--- begin Items ---

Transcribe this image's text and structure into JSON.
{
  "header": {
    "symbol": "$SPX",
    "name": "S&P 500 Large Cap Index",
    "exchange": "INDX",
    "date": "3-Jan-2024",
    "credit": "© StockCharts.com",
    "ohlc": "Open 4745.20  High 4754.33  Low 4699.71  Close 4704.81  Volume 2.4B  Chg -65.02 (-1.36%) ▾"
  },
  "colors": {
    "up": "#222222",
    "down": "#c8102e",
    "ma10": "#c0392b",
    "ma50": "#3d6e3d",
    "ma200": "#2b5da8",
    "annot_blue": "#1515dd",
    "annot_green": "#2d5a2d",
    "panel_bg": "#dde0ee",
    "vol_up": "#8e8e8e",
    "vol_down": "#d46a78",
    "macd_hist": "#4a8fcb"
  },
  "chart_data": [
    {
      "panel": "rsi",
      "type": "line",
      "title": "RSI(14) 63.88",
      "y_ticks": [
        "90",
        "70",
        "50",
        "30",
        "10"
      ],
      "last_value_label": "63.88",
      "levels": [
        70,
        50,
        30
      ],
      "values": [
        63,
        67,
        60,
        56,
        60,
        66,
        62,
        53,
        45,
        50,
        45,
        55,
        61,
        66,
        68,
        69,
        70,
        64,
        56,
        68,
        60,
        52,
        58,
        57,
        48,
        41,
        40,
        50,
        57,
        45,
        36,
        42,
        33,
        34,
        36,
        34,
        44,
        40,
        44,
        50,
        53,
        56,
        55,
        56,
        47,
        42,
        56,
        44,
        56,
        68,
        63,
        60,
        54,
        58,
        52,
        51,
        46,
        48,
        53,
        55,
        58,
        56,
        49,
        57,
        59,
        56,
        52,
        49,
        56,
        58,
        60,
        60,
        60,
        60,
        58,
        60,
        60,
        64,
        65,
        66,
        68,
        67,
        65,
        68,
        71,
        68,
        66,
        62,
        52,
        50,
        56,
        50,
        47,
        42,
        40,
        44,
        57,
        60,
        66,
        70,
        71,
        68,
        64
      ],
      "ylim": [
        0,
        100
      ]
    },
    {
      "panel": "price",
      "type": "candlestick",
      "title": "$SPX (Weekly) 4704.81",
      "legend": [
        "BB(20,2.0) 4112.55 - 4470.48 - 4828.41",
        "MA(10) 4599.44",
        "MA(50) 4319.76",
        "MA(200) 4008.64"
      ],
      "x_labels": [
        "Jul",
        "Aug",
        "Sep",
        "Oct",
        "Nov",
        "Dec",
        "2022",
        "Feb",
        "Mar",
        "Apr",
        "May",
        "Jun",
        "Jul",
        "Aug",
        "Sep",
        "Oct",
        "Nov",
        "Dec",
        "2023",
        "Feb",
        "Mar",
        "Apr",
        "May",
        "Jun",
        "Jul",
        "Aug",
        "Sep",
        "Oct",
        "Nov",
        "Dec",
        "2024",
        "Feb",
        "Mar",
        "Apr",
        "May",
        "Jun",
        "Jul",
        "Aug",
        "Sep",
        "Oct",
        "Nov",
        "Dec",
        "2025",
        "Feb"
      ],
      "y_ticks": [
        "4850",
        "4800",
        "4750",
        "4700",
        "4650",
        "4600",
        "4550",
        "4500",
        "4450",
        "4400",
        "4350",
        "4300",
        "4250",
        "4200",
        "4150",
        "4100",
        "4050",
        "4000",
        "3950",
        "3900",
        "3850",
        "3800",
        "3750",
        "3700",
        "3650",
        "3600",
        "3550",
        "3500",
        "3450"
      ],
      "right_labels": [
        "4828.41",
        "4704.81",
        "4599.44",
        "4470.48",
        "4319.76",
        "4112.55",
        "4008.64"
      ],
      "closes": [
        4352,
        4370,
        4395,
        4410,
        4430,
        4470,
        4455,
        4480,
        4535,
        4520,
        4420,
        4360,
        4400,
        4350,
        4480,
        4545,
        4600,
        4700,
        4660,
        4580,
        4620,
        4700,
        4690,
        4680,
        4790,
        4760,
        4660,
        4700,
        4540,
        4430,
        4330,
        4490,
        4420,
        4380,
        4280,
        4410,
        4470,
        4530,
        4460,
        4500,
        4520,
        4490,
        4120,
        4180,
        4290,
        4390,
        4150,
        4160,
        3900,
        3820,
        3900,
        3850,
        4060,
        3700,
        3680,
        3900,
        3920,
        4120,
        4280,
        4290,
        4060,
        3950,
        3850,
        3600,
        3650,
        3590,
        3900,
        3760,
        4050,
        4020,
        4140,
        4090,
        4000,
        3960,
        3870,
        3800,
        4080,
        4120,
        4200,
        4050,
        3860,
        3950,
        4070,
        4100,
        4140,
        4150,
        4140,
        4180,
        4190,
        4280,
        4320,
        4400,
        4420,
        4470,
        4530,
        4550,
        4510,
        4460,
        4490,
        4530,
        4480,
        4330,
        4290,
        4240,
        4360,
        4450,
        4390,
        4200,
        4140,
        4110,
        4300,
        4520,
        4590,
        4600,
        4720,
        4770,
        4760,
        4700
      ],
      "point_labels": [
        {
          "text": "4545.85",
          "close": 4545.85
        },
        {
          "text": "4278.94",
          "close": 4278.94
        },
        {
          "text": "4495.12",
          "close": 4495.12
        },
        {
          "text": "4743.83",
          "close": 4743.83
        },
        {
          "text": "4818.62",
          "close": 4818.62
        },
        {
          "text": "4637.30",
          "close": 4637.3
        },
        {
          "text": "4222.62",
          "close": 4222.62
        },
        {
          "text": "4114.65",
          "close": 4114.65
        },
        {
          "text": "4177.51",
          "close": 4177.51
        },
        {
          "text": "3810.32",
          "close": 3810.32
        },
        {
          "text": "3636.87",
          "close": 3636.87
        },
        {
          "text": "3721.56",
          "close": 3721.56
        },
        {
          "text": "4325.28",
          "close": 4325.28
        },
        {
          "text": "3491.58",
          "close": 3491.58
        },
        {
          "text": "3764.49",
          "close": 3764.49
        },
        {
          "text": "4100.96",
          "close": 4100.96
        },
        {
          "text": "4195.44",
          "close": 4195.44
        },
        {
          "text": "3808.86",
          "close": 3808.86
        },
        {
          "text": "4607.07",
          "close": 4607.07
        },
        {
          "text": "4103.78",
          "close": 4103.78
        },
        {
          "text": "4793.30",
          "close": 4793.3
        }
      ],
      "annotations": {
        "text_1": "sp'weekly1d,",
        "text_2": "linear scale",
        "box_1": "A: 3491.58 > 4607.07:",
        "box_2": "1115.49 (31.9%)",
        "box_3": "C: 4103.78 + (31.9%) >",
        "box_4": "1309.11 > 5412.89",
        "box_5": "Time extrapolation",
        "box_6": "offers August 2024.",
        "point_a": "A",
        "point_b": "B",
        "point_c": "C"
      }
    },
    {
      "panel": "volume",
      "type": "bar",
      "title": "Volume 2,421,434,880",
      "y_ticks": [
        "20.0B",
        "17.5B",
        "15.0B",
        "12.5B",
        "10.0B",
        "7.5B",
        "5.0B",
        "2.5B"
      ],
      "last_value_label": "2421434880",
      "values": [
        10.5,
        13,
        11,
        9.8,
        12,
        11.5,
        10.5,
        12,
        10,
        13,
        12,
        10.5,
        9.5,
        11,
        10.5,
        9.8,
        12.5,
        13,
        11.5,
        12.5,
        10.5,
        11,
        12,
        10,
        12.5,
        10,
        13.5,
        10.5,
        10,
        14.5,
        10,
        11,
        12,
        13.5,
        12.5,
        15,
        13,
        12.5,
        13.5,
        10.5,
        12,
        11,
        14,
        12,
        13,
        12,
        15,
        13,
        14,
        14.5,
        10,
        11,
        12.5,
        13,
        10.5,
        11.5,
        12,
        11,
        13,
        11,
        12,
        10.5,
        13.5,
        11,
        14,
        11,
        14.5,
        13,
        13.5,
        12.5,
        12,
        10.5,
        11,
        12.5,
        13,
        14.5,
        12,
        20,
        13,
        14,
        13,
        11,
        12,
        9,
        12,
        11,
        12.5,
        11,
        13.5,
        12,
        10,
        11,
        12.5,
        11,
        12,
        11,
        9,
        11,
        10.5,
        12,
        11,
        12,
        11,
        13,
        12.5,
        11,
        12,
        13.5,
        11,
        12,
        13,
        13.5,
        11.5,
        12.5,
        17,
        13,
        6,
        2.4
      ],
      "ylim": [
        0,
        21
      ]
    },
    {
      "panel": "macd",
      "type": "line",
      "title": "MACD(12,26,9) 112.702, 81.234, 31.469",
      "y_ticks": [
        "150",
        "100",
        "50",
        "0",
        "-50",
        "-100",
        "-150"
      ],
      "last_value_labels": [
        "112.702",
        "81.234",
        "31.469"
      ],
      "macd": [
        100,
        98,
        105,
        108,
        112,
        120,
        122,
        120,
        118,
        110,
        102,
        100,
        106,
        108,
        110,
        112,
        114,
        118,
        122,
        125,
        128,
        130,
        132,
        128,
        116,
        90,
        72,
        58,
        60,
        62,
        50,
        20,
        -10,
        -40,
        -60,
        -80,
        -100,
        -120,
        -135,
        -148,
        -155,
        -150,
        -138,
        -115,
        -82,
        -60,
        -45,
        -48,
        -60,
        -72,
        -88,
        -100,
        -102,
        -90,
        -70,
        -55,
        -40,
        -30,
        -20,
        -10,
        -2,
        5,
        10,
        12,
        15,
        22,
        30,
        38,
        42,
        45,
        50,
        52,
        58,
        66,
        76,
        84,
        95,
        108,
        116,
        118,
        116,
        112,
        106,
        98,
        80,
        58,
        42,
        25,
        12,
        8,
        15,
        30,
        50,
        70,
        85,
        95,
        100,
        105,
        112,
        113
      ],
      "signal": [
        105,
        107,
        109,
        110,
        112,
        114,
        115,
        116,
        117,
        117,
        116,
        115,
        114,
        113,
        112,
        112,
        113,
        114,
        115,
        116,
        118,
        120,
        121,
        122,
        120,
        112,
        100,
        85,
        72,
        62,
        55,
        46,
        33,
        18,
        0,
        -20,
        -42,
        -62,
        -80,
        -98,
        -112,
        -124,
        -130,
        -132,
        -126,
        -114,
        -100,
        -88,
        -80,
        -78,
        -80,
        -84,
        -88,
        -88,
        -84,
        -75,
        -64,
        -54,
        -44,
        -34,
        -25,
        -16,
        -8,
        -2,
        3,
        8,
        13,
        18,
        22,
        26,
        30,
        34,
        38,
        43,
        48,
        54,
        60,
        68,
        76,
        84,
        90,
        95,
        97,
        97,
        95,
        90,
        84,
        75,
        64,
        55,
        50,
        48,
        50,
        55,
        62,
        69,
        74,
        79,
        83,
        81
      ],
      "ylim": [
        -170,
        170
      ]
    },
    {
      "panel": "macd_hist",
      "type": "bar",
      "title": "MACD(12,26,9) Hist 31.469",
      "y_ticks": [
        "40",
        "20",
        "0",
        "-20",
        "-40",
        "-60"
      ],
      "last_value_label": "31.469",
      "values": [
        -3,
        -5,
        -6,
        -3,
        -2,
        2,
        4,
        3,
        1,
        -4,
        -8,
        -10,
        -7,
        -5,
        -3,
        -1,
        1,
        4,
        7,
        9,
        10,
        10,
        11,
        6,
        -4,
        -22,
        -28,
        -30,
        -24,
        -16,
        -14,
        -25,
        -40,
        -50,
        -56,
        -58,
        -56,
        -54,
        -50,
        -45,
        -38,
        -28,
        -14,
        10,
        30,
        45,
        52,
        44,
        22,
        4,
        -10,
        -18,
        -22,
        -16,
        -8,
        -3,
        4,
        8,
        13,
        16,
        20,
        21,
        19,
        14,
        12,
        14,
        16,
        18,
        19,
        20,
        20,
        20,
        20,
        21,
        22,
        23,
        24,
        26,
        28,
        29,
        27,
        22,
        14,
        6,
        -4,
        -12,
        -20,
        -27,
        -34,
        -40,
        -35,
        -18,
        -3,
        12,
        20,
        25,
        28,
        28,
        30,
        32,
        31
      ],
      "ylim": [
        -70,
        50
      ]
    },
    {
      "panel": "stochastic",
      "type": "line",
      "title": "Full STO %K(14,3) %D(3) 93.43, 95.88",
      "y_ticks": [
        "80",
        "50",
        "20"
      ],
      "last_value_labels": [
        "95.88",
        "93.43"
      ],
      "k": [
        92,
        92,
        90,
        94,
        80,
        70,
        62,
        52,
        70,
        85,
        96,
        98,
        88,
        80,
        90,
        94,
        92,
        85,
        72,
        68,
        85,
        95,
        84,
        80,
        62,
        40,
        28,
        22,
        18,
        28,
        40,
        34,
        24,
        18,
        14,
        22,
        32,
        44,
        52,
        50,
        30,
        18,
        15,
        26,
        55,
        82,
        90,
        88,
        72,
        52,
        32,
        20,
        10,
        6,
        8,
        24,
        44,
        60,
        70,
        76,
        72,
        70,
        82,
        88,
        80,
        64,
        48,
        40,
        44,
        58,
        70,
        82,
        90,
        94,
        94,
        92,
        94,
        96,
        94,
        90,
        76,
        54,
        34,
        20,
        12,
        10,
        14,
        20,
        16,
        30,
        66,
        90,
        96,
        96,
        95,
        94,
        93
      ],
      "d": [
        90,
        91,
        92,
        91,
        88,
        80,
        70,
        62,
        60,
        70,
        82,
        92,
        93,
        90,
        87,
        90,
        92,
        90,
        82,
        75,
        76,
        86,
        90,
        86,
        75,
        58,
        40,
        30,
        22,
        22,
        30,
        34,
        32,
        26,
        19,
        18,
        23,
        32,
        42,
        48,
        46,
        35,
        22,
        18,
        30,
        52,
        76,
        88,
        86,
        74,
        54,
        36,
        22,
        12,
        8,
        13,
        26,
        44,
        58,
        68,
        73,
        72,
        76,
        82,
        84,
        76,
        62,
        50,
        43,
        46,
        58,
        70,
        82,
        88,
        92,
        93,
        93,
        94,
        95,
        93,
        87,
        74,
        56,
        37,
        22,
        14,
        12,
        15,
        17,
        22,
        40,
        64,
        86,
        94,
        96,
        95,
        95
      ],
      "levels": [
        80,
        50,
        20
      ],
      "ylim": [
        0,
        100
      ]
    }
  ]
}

--- end Items ---

## [Description of the task]
Copy every line from the records above that contains the word "title".

## [Task output]
      "title": "RSI(14) 63.88",
      "title": "$SPX (Weekly) 4704.81",
      "title": "Volume 2,421,434,880",
      "title": "MACD(12,26,9) 112.702, 81.234, 31.469",
      "title": "MACD(12,26,9) Hist 31.469",
      "title": "Full STO %K(14,3) %D(3) 93.43, 95.88",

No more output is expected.